» **Task to carry out**: Go over the entries below line by line, copying each one that contains the word "screenshot".

[Source data]
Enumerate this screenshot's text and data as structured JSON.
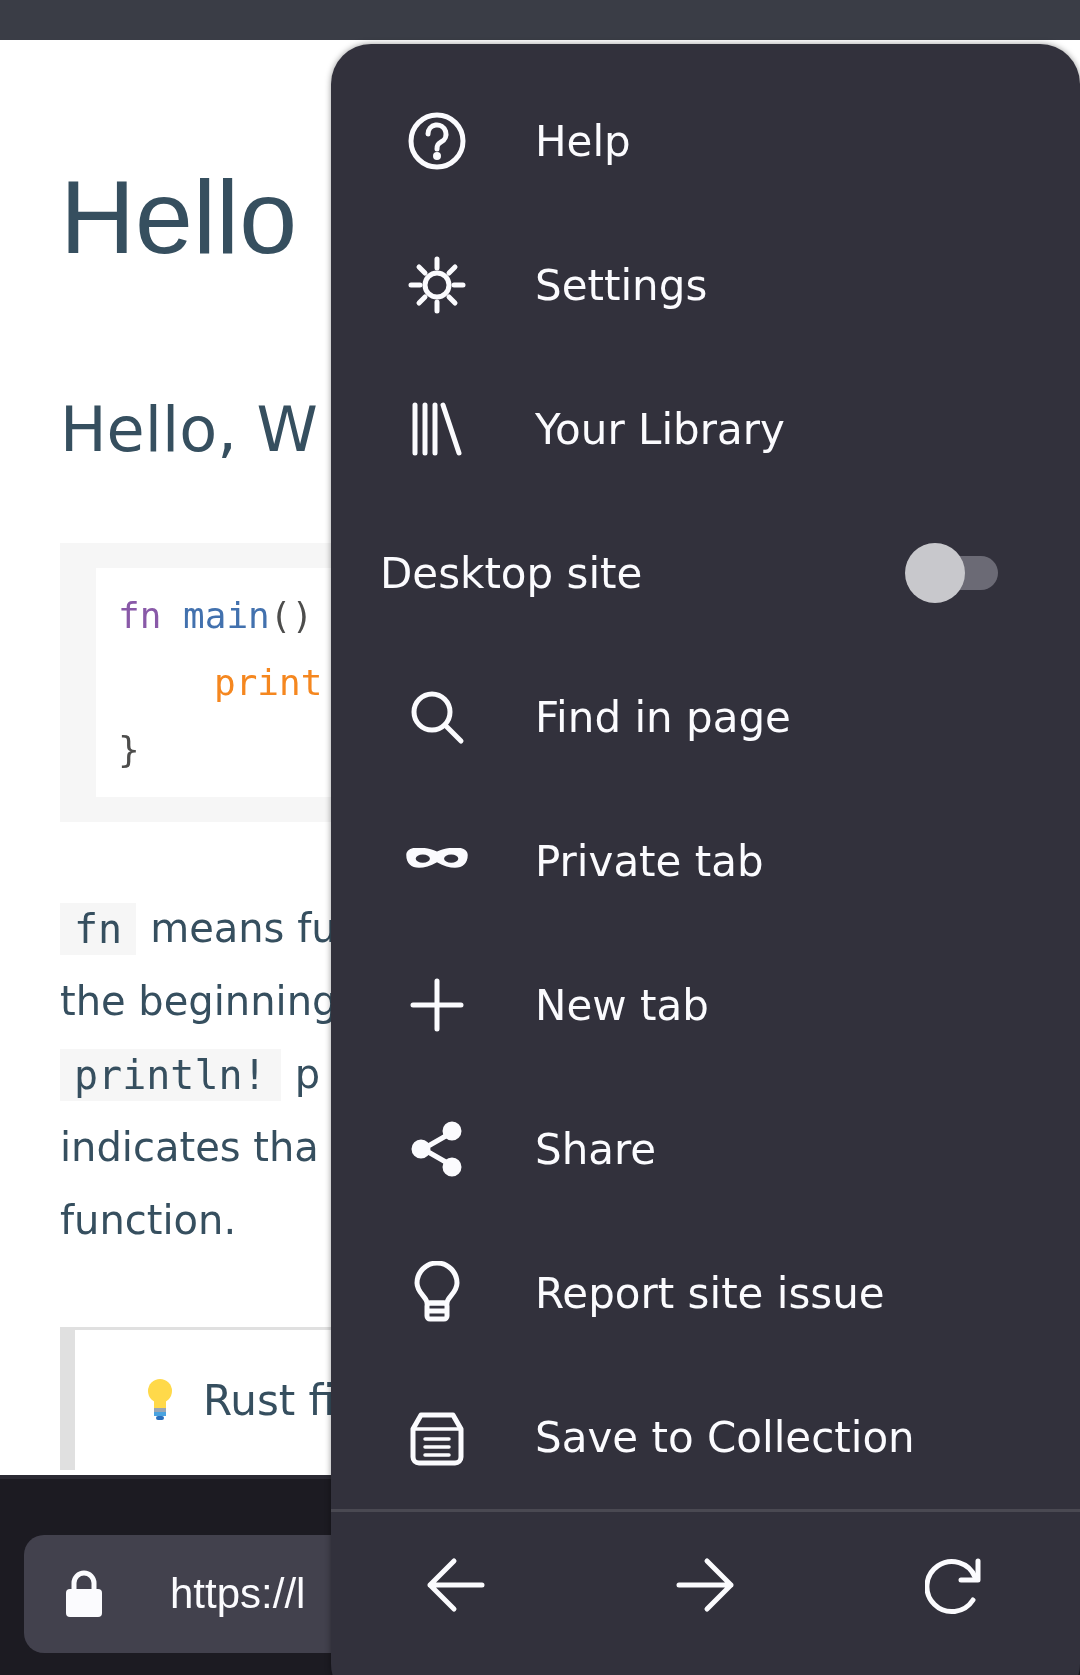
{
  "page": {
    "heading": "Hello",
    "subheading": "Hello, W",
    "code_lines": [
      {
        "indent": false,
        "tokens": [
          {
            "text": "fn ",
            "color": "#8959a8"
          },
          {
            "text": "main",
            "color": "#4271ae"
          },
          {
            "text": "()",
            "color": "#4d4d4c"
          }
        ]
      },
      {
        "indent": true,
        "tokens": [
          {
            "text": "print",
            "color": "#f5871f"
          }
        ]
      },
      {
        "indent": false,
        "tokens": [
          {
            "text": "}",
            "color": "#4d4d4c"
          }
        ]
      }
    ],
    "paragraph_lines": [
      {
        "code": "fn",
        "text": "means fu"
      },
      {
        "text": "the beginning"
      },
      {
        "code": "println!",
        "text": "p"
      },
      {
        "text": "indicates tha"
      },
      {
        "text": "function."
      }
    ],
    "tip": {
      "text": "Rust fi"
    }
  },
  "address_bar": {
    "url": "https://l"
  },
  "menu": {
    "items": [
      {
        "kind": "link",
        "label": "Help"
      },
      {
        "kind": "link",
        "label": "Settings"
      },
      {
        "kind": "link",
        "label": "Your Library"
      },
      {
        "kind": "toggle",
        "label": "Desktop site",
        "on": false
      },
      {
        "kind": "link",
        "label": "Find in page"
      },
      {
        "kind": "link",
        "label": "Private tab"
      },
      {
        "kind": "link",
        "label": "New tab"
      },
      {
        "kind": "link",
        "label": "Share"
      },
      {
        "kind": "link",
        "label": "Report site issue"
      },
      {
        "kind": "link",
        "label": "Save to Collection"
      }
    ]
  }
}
...
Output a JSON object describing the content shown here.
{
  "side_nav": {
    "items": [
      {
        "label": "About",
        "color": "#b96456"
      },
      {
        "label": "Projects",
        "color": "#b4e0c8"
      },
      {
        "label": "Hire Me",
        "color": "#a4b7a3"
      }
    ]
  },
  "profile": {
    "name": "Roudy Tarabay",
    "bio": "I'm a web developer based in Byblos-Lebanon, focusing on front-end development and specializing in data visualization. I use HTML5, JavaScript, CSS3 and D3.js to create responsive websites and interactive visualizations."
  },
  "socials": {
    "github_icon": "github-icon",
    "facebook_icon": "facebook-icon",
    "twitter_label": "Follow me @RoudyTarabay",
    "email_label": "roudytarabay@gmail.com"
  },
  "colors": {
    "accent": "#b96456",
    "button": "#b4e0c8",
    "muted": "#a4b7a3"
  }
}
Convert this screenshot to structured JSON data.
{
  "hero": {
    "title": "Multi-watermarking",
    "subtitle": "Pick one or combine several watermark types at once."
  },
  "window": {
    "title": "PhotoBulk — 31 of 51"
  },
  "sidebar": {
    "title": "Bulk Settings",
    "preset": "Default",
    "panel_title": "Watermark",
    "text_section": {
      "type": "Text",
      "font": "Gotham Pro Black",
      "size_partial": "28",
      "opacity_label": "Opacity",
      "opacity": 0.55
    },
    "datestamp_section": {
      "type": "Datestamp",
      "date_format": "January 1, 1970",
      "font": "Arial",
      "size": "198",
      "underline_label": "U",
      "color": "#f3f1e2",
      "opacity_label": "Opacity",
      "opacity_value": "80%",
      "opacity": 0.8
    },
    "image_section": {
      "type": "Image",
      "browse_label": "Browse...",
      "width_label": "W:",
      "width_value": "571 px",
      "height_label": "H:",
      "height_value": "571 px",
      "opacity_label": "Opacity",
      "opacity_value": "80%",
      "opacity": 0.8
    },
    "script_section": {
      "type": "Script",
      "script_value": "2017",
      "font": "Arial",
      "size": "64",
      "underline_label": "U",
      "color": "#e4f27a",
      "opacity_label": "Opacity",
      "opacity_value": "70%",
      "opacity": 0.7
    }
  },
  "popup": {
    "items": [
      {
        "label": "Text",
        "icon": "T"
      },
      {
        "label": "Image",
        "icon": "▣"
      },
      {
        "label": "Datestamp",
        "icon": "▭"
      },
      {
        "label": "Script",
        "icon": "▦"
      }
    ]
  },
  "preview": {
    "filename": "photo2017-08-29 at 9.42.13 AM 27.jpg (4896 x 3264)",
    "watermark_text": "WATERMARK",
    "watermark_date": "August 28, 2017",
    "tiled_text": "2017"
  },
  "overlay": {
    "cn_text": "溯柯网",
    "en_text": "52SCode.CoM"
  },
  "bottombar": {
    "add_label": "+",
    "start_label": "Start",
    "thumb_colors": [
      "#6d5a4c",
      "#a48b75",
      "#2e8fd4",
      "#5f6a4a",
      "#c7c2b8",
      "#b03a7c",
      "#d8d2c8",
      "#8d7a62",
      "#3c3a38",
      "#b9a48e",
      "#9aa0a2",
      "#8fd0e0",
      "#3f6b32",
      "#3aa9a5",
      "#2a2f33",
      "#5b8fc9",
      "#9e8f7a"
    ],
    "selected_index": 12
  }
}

» **Task result**:
Enumerate this screenshot's text and data as structured JSON.
Convert this screenshot to structured JSON data.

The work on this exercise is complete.